◆ **Work required**:
All of the records below must be output exactly, with no pictures carried over.

Stored records
* START *
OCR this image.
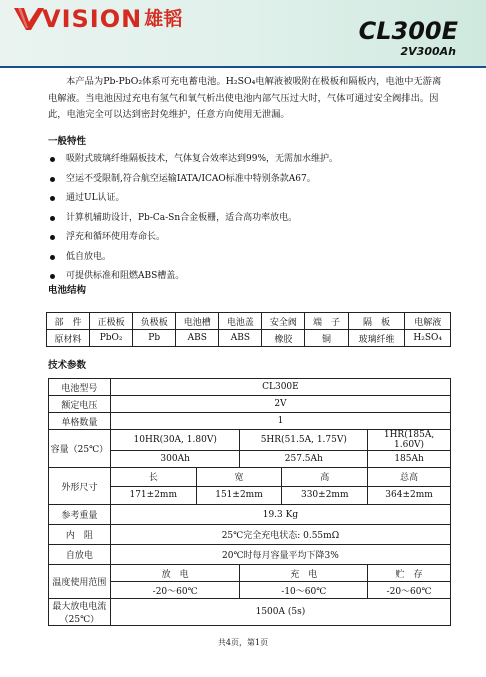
VISION 雄韬	CL300E
2V300Ah

本产品为Pb-PbO₂体系可充电蓄电池。H₂SO₄电解液被吸附在极板和隔板内，电池中无游离电解液。当电池因过充电有氢气和氧气析出使电池内部气压过大时，气体可通过安全阀排出。因此，电池完全可以达到密封免维护，任意方向使用无泄漏。

一般特性
吸附式玻璃纤维隔板技术，气体复合效率达到99%，无需加水维护。
空运不受限制,符合航空运输IATA/ICAO标准中特别条款A67。
通过UL认证。
计算机辅助设计，Pb-Ca-Sn合金板栅，适合高功率放电。
浮充和循环使用寿命长。
低自放电。
可提供标准和阻燃ABS槽盖。
电池结构
部　件	正极板	负极板	电池槽	电池盖	安全阀	端　子	隔　板	电解液
原材料	PbO₂	Pb	ABS	ABS	橡胶	铜	玻璃纤维	H₂SO₄
技术参数
电池型号	CL300E				
额定电压	2V				
单格数量	1				
容量（25℃）	10HR(30A, 1.80V)		5HR(51.5A, 1.75V)		1HR(185A, 1.60V)
	300Ah		257.5Ah		185Ah
外形尺寸	长	宽		高	总高
	171±2mm	151±2mm		330±2mm	364±2mm
参考重量	19.3 Kg				
内　阻	25℃完全充电状态: 0.55mΩ				
自放电	20℃时每月容量平均下降3%				
温度使用范围	放　电		充　电		贮　存
	-20～60℃		-10～60℃		-20～60℃
最大放电电流（25℃）	1500A (5s)				
共4页，第1页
* END *
◆ **Answer to this problem**:
OCR this image.
VISION 雄韬	CL300E
2V300Ah

本产品为Pb-PbO₂体系可充电蓄电池。H₂SO₄电解液被吸附在极板和隔板内，电池中无游离电解液。当电池因过充电有氢气和氧气析出使电池内部气压过大时，气体可通过安全阀排出。因此，电池完全可以达到密封免维护，任意方向使用无泄漏。

一般特性
吸附式玻璃纤维隔板技术，气体复合效率达到99%，无需加水维护。
空运不受限制,符合航空运输IATA/ICAO标准中特别条款A67。
通过UL认证。
计算机辅助设计，Pb-Ca-Sn合金板栅，适合高功率放电。
浮充和循环使用寿命长。
低自放电。
可提供标准和阻燃ABS槽盖。
电池结构
部　件	正极板	负极板	电池槽	电池盖	安全阀	端　子	隔　板	电解液
原材料	PbO₂	Pb	ABS	ABS	橡胶	铜	玻璃纤维	H₂SO₄
技术参数
电池型号	CL300E				
额定电压	2V				
单格数量	1				
容量（25℃）	10HR(30A, 1.80V)		5HR(51.5A, 1.75V)		1HR(185A, 1.60V)
	300Ah		257.5Ah		185Ah
外形尺寸	长	宽		高	总高
	171±2mm	151±2mm		330±2mm	364±2mm
参考重量	19.3 Kg				
内　阻	25℃完全充电状态: 0.55mΩ				
自放电	20℃时每月容量平均下降3%				
温度使用范围	放　电		充　电		贮　存
	-20～60℃		-10～60℃		-20～60℃
最大放电电流（25℃）	1500A (5s)				
共4页，第1页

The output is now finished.